* Work required: Pull each line holding "оқушының" out of the entries below.

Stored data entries
════════════════

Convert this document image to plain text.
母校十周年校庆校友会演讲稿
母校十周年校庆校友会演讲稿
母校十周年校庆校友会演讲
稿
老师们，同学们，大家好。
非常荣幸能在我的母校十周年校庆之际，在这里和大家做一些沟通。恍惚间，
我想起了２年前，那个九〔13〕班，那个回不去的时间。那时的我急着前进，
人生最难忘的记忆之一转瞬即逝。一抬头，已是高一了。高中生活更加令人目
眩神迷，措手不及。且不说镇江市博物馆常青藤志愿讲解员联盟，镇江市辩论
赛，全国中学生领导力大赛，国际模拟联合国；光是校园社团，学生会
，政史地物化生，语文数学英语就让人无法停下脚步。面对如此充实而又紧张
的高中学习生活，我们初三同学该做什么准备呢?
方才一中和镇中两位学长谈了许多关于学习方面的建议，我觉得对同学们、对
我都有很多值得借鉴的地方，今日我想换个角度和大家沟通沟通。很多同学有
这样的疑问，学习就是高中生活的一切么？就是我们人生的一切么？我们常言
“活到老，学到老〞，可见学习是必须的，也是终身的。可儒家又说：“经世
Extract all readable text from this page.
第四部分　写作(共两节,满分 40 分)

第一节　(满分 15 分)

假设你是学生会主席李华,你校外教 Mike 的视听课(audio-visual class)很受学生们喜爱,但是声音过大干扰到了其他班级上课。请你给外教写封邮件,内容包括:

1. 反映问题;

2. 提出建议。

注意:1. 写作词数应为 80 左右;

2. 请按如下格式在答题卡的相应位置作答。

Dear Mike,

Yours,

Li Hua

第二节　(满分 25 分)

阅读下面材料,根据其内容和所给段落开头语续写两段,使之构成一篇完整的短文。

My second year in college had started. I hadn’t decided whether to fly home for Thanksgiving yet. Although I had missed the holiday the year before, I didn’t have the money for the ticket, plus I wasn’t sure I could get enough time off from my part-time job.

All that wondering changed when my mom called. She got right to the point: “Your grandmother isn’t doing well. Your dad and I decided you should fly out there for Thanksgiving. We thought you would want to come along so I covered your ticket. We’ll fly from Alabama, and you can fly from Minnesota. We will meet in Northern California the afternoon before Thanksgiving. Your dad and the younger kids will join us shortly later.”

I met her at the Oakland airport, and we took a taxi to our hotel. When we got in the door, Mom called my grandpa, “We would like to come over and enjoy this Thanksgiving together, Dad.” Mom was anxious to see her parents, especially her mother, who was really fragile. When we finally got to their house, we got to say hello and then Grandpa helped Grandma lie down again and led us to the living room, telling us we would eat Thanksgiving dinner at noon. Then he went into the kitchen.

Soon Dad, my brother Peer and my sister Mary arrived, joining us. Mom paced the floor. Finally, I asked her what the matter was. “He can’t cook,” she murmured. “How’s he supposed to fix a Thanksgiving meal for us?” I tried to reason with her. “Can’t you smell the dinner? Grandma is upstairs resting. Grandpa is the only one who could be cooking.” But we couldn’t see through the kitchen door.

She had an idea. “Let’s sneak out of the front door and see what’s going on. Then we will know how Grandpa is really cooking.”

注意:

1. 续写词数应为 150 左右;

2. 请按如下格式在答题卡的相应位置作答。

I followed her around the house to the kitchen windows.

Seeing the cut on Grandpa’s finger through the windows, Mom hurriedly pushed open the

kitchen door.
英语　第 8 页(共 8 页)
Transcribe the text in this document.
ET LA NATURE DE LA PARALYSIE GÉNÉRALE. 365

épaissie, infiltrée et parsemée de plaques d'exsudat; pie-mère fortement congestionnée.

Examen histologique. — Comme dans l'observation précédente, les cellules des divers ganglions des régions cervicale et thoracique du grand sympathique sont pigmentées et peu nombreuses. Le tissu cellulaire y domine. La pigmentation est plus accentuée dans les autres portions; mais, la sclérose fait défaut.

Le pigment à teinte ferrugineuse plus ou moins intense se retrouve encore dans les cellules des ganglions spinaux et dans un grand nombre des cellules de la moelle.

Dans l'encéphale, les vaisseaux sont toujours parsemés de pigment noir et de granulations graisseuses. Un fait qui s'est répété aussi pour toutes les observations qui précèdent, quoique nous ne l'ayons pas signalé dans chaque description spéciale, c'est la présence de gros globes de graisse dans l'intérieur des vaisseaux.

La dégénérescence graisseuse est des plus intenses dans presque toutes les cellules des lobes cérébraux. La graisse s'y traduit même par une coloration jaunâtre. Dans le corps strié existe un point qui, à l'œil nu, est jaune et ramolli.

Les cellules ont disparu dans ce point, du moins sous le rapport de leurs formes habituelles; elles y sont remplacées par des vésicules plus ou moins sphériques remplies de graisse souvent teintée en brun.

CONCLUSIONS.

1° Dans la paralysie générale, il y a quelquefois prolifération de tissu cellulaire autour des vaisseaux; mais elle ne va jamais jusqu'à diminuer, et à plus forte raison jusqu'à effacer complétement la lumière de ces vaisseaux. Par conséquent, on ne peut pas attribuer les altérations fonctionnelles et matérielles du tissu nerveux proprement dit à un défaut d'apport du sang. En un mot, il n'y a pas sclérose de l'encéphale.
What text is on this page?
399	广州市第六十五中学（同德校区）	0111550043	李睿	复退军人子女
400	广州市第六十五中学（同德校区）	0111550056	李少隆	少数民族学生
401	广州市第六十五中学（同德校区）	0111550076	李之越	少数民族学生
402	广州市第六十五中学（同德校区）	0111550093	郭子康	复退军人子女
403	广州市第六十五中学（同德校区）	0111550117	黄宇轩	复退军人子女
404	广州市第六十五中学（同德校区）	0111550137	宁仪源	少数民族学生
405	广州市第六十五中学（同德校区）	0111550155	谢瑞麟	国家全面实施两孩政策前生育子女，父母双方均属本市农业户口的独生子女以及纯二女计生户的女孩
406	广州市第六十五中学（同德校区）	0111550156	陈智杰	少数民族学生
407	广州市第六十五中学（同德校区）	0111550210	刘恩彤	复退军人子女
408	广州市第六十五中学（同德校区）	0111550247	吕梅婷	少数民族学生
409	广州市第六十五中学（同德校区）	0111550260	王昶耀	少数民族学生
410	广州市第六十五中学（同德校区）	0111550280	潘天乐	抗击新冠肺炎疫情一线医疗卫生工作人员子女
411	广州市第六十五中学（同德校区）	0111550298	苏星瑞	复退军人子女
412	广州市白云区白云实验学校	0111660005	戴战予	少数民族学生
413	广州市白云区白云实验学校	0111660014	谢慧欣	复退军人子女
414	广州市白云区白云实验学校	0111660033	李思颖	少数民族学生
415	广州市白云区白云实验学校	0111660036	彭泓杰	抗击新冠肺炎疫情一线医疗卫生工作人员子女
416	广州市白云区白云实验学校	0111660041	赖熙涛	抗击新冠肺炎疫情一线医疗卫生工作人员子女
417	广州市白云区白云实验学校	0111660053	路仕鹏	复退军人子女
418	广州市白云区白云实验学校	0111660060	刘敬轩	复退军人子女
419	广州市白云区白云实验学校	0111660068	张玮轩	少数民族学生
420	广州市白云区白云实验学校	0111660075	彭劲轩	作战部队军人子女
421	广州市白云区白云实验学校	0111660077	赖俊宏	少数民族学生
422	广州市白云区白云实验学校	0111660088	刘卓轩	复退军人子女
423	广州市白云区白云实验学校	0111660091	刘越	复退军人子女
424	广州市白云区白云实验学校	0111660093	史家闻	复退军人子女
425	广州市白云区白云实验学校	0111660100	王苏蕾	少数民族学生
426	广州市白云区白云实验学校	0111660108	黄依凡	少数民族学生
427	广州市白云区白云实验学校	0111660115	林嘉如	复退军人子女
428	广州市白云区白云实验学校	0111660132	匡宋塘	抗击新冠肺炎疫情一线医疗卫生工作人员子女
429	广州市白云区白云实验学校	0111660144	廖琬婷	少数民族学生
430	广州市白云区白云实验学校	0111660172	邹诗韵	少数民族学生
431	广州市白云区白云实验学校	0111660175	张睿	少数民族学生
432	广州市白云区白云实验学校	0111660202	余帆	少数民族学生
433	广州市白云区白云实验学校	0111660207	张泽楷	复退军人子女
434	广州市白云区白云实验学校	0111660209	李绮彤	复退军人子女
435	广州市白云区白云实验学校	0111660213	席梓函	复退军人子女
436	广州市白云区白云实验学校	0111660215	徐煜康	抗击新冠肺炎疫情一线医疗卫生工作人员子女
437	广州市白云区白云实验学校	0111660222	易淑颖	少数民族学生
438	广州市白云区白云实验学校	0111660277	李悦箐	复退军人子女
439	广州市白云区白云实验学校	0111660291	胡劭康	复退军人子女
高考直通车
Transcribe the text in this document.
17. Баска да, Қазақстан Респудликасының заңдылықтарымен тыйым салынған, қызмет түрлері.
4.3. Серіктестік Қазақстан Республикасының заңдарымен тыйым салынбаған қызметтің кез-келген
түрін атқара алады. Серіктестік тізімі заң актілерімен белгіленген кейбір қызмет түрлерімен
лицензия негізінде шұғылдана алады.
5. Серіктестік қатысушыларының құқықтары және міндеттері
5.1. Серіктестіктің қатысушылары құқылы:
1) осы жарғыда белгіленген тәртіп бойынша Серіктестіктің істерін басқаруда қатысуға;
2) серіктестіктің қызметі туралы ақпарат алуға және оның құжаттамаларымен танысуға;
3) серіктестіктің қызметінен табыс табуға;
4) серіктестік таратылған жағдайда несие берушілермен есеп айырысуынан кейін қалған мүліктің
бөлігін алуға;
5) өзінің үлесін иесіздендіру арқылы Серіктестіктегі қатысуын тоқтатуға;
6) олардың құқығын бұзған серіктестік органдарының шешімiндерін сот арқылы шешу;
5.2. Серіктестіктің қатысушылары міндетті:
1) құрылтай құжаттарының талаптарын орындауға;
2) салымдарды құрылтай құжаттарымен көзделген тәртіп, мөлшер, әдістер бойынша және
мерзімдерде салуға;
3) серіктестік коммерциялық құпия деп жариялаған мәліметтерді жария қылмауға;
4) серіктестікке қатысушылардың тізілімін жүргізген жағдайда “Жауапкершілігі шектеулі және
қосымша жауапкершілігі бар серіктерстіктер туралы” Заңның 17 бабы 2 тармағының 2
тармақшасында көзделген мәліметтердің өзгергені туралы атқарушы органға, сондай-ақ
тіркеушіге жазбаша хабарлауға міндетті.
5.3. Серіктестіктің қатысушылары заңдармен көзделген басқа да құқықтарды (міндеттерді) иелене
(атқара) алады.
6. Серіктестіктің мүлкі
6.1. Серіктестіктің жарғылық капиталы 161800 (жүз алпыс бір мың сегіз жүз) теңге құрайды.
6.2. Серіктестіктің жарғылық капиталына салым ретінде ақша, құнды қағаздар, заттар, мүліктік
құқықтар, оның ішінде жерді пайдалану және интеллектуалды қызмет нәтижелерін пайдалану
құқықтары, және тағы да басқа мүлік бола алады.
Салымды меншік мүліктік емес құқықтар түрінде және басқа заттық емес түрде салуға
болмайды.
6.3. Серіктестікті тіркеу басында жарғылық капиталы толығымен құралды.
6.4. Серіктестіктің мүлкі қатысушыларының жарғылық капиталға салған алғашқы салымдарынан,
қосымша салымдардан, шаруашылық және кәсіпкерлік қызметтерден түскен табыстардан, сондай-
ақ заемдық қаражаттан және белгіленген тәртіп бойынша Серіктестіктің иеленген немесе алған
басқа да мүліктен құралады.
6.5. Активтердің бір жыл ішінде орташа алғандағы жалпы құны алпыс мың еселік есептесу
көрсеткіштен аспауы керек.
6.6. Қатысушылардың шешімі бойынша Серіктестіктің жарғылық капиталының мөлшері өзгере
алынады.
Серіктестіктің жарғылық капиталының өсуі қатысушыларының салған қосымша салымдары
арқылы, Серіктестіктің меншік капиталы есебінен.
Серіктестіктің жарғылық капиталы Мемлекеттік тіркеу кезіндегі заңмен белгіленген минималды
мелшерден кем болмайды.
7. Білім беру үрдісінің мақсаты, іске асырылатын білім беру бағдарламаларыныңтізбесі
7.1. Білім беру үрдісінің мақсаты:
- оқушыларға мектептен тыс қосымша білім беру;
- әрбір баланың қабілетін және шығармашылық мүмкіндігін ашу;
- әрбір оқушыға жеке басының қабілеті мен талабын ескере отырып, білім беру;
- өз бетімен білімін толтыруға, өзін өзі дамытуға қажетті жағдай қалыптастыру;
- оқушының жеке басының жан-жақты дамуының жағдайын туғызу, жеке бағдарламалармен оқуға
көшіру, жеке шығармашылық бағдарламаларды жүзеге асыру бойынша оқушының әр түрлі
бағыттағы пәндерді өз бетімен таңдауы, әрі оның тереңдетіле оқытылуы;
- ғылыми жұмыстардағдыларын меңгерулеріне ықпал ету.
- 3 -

════════════════

* Task answer:
- оқушының жеке басының жан-жақты дамуының жағдайын туғызу, жеке бағдарламалармен оқуға
көшіру, жеке шығармашылық бағдарламаларды жүзеге асыру бойынша оқушының әр түрлі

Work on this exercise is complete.